--- start RECORD LIST ---

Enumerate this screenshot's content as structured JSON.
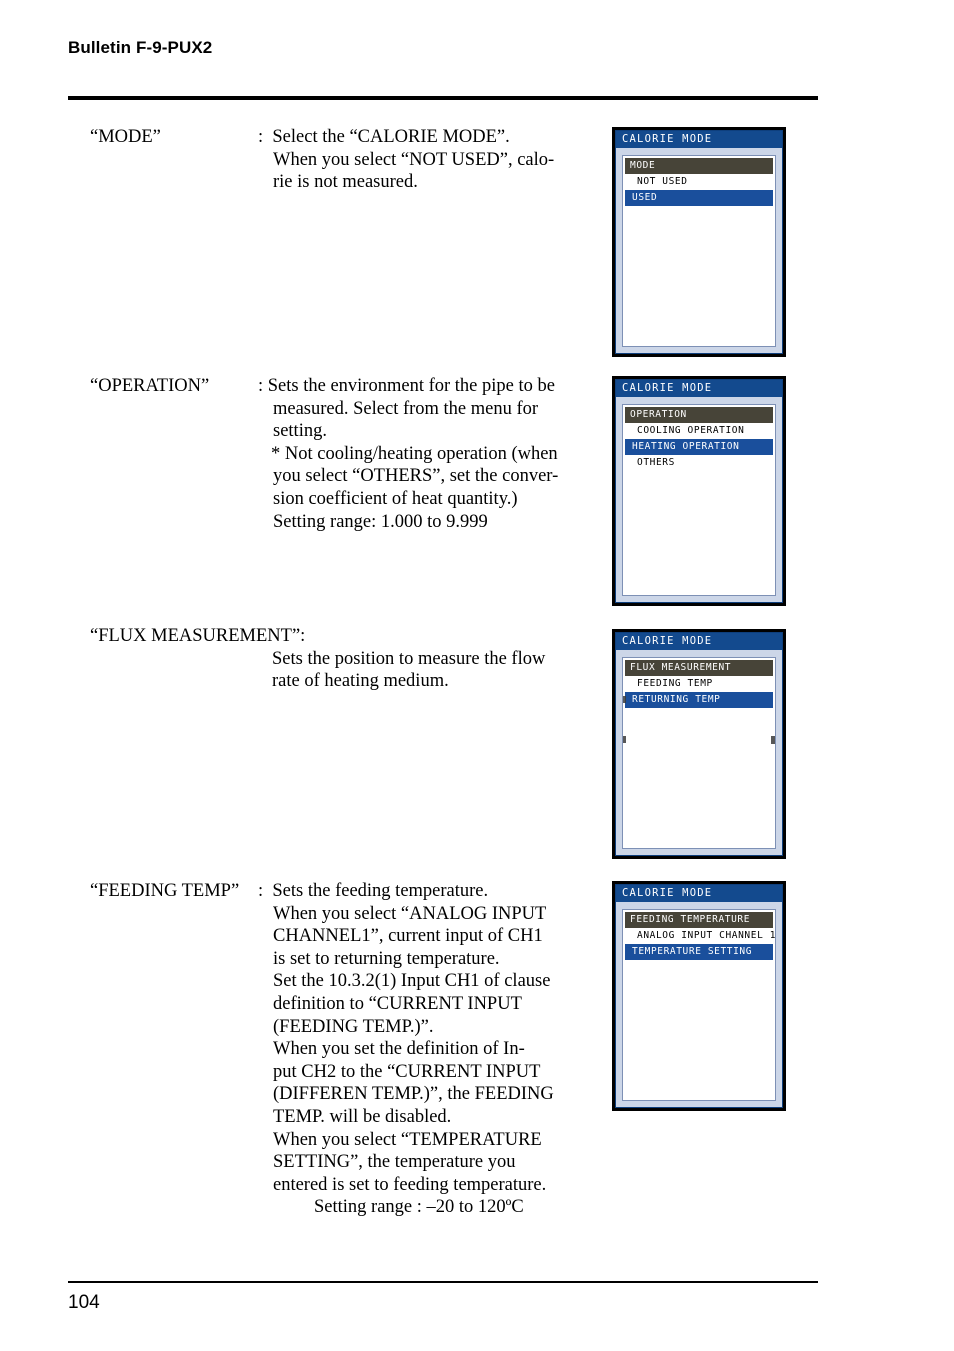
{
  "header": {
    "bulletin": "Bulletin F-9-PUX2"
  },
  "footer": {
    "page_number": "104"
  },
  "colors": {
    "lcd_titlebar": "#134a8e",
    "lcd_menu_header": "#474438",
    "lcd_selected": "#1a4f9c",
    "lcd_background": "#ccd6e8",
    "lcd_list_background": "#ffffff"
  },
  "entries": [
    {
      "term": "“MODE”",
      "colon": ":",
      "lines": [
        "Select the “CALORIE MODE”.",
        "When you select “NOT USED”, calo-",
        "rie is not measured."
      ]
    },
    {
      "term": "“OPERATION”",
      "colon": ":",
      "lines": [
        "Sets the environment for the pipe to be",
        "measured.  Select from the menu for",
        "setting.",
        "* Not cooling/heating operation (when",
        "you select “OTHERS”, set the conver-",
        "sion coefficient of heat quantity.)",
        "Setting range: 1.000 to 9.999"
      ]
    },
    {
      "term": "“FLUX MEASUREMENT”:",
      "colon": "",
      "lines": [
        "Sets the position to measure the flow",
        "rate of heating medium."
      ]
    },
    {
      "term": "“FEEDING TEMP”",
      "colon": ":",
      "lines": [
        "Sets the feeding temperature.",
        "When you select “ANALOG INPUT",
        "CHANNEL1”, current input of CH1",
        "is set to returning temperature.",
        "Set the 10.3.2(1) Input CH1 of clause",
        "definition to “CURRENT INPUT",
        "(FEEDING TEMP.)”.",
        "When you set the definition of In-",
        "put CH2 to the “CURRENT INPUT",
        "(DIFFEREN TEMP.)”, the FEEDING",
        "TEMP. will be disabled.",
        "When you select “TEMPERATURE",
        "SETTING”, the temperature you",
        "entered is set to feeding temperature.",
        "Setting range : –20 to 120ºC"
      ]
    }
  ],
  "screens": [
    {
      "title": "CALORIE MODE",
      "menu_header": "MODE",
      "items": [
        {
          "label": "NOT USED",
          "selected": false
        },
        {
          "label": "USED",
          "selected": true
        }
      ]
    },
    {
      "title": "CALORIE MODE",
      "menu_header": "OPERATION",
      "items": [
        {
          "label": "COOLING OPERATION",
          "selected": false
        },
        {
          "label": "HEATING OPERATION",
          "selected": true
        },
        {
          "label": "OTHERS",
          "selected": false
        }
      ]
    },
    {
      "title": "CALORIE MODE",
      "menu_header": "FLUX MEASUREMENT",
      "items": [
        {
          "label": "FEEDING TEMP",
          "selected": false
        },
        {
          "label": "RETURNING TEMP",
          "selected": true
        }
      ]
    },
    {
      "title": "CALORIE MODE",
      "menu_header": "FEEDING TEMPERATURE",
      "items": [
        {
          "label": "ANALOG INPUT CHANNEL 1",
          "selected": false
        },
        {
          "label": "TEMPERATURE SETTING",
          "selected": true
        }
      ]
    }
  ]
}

--- end RECORD LIST ---
--- start RECORD LIST ---

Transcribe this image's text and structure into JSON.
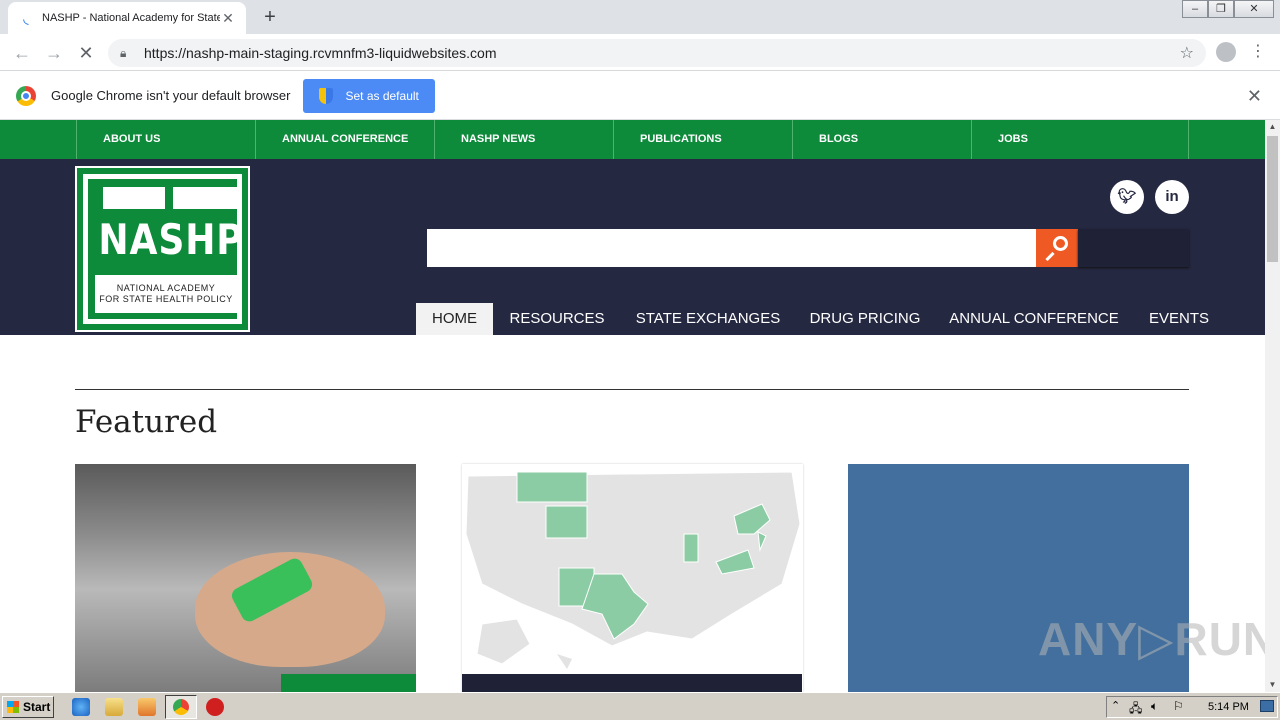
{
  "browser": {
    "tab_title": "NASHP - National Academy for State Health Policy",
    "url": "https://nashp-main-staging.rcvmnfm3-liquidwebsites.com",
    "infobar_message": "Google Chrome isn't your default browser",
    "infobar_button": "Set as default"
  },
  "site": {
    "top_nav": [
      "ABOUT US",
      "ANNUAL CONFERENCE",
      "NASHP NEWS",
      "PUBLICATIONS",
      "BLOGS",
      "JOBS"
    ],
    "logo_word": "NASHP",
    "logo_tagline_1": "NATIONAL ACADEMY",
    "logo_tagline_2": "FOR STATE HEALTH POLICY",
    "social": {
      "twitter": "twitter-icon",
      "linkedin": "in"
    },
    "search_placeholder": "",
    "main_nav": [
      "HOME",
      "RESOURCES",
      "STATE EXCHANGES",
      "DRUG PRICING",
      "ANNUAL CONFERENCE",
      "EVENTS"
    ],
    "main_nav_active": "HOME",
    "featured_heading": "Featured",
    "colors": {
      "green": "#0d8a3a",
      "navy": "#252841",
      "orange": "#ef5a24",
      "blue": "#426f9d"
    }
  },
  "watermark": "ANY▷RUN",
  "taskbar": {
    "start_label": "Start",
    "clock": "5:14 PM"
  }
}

--- end RECORD LIST ---

Using the records above, select and copy every line that has the word "ANALOG".

### RESPONSE TO THE EXERCISE
        "When you select “ANALOG INPUT",
          "label": "ANALOG INPUT CHANNEL 1",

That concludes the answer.